STATED EXERCISE
Within the listing below, locate all lines containing the word "this". Copy each one.

-- BEGIN PROVIDED DATA --

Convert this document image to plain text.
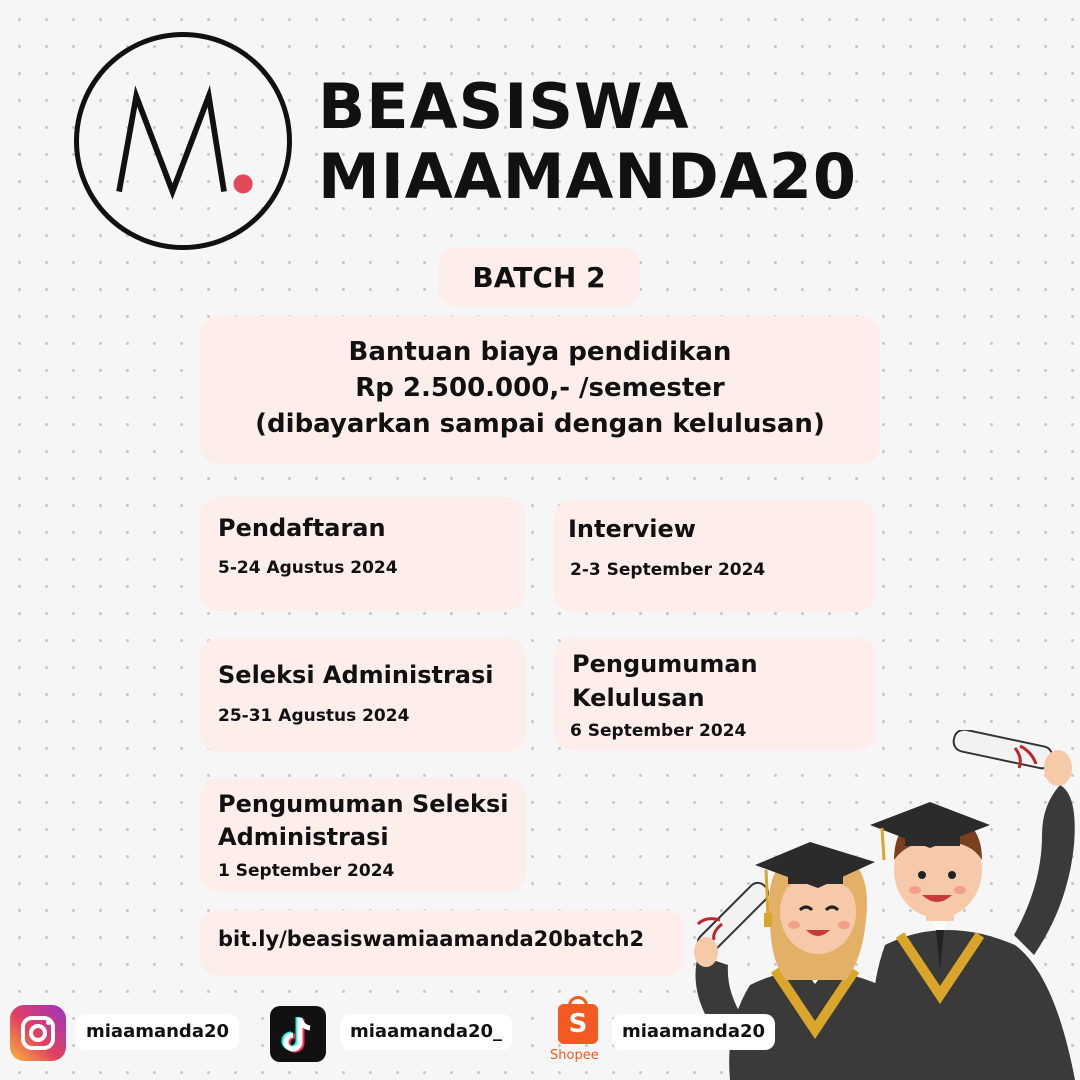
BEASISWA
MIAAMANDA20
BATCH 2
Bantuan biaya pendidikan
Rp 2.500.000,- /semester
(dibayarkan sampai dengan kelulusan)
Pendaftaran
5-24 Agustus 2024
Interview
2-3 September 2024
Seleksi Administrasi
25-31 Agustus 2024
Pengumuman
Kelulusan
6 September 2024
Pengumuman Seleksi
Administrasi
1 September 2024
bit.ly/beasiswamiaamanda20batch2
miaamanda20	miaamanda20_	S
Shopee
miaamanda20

-- END PROVIDED DATA --
-- BEGIN PROVIDED DATA --

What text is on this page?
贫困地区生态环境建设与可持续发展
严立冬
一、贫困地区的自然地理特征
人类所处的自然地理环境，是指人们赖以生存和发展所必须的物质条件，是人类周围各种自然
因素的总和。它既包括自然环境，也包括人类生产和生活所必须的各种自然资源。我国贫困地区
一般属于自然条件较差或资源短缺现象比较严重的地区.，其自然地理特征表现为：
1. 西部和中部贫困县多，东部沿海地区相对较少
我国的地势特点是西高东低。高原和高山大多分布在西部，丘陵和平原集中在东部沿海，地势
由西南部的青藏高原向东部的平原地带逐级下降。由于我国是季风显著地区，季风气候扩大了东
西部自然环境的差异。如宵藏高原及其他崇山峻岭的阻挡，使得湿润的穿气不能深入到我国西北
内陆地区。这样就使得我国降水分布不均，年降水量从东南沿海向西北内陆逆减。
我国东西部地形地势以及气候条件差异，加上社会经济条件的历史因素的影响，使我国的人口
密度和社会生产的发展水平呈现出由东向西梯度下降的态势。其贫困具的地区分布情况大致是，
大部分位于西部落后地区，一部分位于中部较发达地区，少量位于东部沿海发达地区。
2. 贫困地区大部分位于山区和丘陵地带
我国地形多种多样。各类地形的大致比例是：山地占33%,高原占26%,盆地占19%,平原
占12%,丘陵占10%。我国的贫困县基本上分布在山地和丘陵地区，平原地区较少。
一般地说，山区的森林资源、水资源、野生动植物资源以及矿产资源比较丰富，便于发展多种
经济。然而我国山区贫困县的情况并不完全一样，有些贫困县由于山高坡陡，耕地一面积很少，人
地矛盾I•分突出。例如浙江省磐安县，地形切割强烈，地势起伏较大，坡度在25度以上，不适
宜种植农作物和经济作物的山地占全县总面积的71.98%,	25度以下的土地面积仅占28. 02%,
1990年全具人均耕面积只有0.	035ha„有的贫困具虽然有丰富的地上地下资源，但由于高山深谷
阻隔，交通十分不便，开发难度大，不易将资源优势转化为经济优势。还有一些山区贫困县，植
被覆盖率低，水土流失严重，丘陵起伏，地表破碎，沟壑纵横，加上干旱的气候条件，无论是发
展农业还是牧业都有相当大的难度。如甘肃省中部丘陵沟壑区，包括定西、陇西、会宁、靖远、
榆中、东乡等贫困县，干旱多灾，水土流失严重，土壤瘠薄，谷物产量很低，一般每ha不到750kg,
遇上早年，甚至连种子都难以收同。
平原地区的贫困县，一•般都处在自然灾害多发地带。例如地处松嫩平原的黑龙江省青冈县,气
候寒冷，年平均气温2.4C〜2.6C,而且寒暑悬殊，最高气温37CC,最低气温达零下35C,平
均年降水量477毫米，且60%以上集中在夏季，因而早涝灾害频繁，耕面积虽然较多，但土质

-- END PROVIDED DATA --
-- BEGIN PROVIDED DATA --

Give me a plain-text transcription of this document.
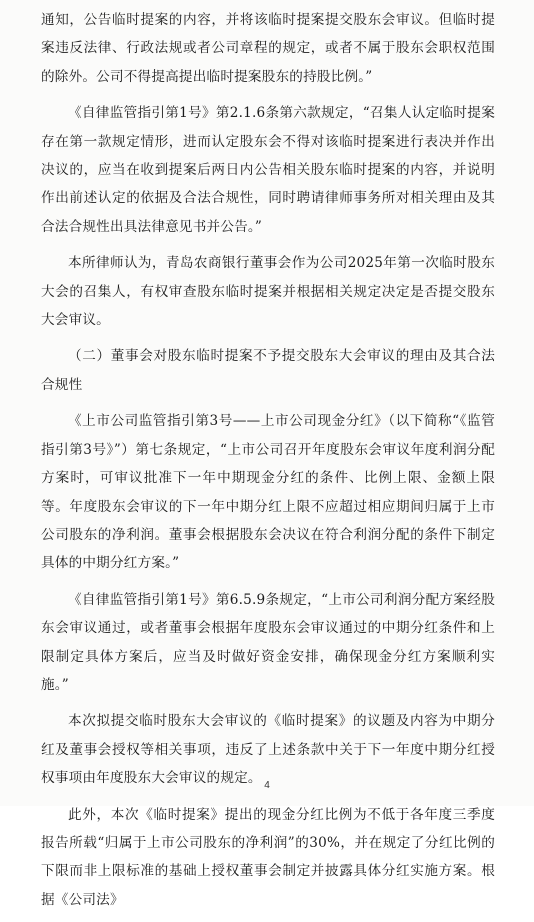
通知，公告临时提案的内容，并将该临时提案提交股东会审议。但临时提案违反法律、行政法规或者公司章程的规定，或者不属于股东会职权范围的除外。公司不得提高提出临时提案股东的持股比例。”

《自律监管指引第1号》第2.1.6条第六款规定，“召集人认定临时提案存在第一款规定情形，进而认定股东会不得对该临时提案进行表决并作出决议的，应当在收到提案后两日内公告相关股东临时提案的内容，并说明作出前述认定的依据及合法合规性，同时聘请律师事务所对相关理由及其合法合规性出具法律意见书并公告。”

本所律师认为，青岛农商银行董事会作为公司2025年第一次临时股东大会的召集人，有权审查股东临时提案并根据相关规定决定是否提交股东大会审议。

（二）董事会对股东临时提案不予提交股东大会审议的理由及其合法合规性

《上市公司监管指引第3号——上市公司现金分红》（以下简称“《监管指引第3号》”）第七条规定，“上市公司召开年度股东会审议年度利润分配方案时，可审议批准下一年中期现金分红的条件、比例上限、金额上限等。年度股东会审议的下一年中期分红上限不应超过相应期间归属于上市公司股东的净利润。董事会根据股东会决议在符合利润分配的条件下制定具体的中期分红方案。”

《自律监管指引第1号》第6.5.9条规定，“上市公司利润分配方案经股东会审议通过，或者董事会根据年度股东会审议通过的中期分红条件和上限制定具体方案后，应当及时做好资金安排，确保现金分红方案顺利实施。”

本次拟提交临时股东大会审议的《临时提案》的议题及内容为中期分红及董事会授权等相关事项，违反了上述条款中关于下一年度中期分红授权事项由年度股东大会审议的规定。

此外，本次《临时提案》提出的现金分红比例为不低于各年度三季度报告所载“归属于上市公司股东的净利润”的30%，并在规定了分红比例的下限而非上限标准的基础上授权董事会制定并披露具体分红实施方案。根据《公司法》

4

-- END PROVIDED DATA --

CORRECT RESULT
Convert this document image to plain text.
What text is on this page?
Give me a plain-text transcription of this document.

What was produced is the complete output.